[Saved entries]
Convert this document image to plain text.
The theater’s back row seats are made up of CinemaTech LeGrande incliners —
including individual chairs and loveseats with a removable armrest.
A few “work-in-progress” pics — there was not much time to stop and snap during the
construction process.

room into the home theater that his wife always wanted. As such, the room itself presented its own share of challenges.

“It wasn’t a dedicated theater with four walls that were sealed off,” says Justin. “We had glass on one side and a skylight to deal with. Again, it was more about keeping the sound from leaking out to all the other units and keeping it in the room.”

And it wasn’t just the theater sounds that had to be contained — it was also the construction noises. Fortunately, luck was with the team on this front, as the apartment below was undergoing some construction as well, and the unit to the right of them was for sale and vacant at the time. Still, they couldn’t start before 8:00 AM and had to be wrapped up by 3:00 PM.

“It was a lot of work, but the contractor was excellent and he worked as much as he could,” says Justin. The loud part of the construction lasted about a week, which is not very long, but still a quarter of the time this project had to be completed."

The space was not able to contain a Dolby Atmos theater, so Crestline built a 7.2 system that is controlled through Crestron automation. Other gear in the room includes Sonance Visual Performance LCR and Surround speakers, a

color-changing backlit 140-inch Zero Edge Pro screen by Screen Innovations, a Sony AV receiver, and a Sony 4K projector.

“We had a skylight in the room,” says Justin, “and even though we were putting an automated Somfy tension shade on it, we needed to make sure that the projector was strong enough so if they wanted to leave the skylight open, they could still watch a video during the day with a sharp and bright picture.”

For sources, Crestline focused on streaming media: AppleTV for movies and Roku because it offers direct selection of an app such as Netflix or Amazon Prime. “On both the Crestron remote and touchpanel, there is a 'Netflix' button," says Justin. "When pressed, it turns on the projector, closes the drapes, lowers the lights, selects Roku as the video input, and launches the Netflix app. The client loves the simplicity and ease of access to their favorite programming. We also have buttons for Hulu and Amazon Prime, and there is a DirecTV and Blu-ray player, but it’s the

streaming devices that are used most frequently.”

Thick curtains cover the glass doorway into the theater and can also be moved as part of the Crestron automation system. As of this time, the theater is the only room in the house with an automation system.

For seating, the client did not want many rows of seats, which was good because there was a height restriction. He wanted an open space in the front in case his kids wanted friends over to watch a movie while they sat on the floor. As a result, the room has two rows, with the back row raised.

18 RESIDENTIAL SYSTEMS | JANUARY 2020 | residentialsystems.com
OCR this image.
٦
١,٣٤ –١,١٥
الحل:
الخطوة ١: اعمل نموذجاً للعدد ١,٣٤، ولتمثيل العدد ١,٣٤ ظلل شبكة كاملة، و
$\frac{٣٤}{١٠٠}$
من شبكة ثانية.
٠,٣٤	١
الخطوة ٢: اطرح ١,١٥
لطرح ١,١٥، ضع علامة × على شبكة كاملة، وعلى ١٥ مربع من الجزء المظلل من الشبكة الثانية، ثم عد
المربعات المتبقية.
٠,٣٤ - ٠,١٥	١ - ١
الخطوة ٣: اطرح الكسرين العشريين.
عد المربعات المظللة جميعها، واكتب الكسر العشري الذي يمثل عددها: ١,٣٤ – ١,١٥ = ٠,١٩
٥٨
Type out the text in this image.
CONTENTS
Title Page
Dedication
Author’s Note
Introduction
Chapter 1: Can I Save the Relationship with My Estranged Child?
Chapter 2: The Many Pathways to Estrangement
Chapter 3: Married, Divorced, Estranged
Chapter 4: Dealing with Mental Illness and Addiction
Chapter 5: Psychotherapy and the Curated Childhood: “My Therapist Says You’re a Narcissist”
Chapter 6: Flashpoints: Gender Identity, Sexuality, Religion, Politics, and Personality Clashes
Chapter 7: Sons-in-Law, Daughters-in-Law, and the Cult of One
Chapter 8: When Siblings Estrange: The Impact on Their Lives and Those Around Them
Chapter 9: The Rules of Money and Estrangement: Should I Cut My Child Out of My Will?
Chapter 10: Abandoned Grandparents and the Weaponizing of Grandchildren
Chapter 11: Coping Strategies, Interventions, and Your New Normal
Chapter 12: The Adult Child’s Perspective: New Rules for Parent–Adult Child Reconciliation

## Task details
Transcribe the whole listing exactly.

## Result below
Convert this document image to plain text.
The theater’s back row seats are made up of CinemaTech LeGrande incliners —
including individual chairs and loveseats with a removable armrest.
A few “work-in-progress” pics — there was not much time to stop and snap during the
construction process.

room into the home theater that his wife always wanted. As such, the room itself presented its own share of challenges.

“It wasn’t a dedicated theater with four walls that were sealed off,” says Justin. “We had glass on one side and a skylight to deal with. Again, it was more about keeping the sound from leaking out to all the other units and keeping it in the room.”

And it wasn’t just the theater sounds that had to be contained — it was also the construction noises. Fortunately, luck was with the team on this front, as the apartment below was undergoing some construction as well, and the unit to the right of them was for sale and vacant at the time. Still, they couldn’t start before 8:00 AM and had to be wrapped up by 3:00 PM.

“It was a lot of work, but the contractor was excellent and he worked as much as he could,” says Justin. The loud part of the construction lasted about a week, which is not very long, but still a quarter of the time this project had to be completed."

The space was not able to contain a Dolby Atmos theater, so Crestline built a 7.2 system that is controlled through Crestron automation. Other gear in the room includes Sonance Visual Performance LCR and Surround speakers, a

color-changing backlit 140-inch Zero Edge Pro screen by Screen Innovations, a Sony AV receiver, and a Sony 4K projector.

“We had a skylight in the room,” says Justin, “and even though we were putting an automated Somfy tension shade on it, we needed to make sure that the projector was strong enough so if they wanted to leave the skylight open, they could still watch a video during the day with a sharp and bright picture.”

For sources, Crestline focused on streaming media: AppleTV for movies and Roku because it offers direct selection of an app such as Netflix or Amazon Prime. “On both the Crestron remote and touchpanel, there is a 'Netflix' button," says Justin. "When pressed, it turns on the projector, closes the drapes, lowers the lights, selects Roku as the video input, and launches the Netflix app. The client loves the simplicity and ease of access to their favorite programming. We also have buttons for Hulu and Amazon Prime, and there is a DirecTV and Blu-ray player, but it’s the

streaming devices that are used most frequently.”

Thick curtains cover the glass doorway into the theater and can also be moved as part of the Crestron automation system. As of this time, the theater is the only room in the house with an automation system.

For seating, the client did not want many rows of seats, which was good because there was a height restriction. He wanted an open space in the front in case his kids wanted friends over to watch a movie while they sat on the floor. As a result, the room has two rows, with the back row raised.

18 RESIDENTIAL SYSTEMS | JANUARY 2020 | residentialsystems.com
OCR this image.
٦
١,٣٤ –١,١٥
الحل:
الخطوة ١: اعمل نموذجاً للعدد ١,٣٤، ولتمثيل العدد ١,٣٤ ظلل شبكة كاملة، و
$\frac{٣٤}{١٠٠}$
من شبكة ثانية.
٠,٣٤	١
الخطوة ٢: اطرح ١,١٥
لطرح ١,١٥، ضع علامة × على شبكة كاملة، وعلى ١٥ مربع من الجزء المظلل من الشبكة الثانية، ثم عد
المربعات المتبقية.
٠,٣٤ - ٠,١٥	١ - ١
الخطوة ٣: اطرح الكسرين العشريين.
عد المربعات المظللة جميعها، واكتب الكسر العشري الذي يمثل عددها: ١,٣٤ – ١,١٥ = ٠,١٩
٥٨
Type out the text in this image.
CONTENTS
Title Page
Dedication
Author’s Note
Introduction
Chapter 1: Can I Save the Relationship with My Estranged Child?
Chapter 2: The Many Pathways to Estrangement
Chapter 3: Married, Divorced, Estranged
Chapter 4: Dealing with Mental Illness and Addiction
Chapter 5: Psychotherapy and the Curated Childhood: “My Therapist Says You’re a Narcissist”
Chapter 6: Flashpoints: Gender Identity, Sexuality, Religion, Politics, and Personality Clashes
Chapter 7: Sons-in-Law, Daughters-in-Law, and the Cult of One
Chapter 8: When Siblings Estrange: The Impact on Their Lives and Those Around Them
Chapter 9: The Rules of Money and Estrangement: Should I Cut My Child Out of My Will?
Chapter 10: Abandoned Grandparents and the Weaponizing of Grandchildren
Chapter 11: Coping Strategies, Interventions, and Your New Normal
Chapter 12: The Adult Child’s Perspective: New Rules for Parent–Adult Child Reconciliation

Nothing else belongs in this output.